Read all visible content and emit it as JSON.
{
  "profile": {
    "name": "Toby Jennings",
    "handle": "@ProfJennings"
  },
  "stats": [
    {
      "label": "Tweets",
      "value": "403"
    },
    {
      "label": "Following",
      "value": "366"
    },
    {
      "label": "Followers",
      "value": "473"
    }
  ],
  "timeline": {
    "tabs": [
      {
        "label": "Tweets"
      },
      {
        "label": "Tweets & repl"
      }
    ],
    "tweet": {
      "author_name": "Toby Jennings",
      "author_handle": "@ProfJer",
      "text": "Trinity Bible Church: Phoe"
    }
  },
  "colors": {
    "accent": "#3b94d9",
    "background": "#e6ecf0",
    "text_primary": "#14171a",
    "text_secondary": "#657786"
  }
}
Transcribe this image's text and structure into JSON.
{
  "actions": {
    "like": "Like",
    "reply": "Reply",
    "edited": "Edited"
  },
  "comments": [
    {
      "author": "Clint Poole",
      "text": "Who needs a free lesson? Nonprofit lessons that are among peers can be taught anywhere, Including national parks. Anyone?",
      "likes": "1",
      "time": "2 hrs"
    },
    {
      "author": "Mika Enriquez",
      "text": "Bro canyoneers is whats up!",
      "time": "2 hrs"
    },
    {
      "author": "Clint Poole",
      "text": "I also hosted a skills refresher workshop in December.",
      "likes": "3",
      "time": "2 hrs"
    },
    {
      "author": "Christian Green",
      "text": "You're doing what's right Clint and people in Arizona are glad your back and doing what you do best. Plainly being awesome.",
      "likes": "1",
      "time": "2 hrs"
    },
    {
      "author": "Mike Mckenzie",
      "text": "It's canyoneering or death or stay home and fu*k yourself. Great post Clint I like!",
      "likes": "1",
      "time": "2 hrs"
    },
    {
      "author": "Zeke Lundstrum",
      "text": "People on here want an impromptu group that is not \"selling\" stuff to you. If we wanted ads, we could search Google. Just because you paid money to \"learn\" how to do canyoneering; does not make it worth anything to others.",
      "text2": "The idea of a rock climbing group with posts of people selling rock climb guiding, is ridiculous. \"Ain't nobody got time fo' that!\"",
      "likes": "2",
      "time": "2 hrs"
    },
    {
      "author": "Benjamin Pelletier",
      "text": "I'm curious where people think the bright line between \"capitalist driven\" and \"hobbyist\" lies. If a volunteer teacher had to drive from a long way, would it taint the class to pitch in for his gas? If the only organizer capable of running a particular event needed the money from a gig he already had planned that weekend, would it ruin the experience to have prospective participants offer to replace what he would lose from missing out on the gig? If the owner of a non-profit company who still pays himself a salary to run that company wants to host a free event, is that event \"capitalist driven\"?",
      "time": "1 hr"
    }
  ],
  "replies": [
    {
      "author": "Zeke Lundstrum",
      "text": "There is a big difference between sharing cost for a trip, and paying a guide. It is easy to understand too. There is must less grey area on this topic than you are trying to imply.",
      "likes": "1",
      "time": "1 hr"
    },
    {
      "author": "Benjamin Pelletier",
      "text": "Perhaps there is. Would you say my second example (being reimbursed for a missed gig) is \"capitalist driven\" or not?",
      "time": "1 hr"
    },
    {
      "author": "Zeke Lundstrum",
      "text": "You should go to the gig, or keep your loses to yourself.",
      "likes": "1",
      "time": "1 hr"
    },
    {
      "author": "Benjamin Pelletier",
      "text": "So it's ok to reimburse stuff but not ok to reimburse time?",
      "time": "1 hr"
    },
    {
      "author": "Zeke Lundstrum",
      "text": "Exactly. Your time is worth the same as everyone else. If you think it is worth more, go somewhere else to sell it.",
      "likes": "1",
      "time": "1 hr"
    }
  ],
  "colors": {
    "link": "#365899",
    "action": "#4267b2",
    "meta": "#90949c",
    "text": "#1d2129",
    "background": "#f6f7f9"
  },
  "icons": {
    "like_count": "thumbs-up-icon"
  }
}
-*-*-
Pull every line containing "Toby" from the material above.

    "name": "Toby Jennings",
      "author_name": "Toby Jennings",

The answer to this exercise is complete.